Each line that follows is to be retyped exactly.

• **RECORD EXCERPTS**
----------------
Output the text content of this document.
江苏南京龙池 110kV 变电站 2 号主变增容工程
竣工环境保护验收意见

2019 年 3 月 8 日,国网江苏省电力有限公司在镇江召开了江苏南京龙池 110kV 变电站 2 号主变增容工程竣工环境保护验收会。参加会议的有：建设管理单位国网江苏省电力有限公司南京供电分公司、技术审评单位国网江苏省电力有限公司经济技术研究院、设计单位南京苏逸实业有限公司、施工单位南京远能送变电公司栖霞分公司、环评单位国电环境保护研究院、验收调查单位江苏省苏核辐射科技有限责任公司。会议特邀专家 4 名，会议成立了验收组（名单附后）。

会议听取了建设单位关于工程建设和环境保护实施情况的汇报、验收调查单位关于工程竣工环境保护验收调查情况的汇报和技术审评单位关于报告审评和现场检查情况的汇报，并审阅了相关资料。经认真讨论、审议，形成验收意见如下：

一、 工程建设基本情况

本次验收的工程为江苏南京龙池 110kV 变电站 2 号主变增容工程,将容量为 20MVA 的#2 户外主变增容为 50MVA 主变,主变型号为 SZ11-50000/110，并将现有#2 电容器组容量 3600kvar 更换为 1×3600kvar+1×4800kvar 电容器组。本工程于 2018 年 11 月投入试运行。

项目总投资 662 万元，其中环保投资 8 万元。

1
----------------
• **SOLUTION FOR THIS EXERCISE**
Output the text content of this document.
江苏南京龙池 110kV 变电站 2 号主变增容工程
竣工环境保护验收意见

2019 年 3 月 8 日,国网江苏省电力有限公司在镇江召开了江苏南京龙池 110kV 变电站 2 号主变增容工程竣工环境保护验收会。参加会议的有：建设管理单位国网江苏省电力有限公司南京供电分公司、技术审评单位国网江苏省电力有限公司经济技术研究院、设计单位南京苏逸实业有限公司、施工单位南京远能送变电公司栖霞分公司、环评单位国电环境保护研究院、验收调查单位江苏省苏核辐射科技有限责任公司。会议特邀专家 4 名，会议成立了验收组（名单附后）。

会议听取了建设单位关于工程建设和环境保护实施情况的汇报、验收调查单位关于工程竣工环境保护验收调查情况的汇报和技术审评单位关于报告审评和现场检查情况的汇报，并审阅了相关资料。经认真讨论、审议，形成验收意见如下：

一、 工程建设基本情况

本次验收的工程为江苏南京龙池 110kV 变电站 2 号主变增容工程,将容量为 20MVA 的#2 户外主变增容为 50MVA 主变,主变型号为 SZ11-50000/110，并将现有#2 电容器组容量 3600kvar 更换为 1×3600kvar+1×4800kvar 电容器组。本工程于 2018 年 11 月投入试运行。

项目总投资 662 万元，其中环保投资 8 万元。

1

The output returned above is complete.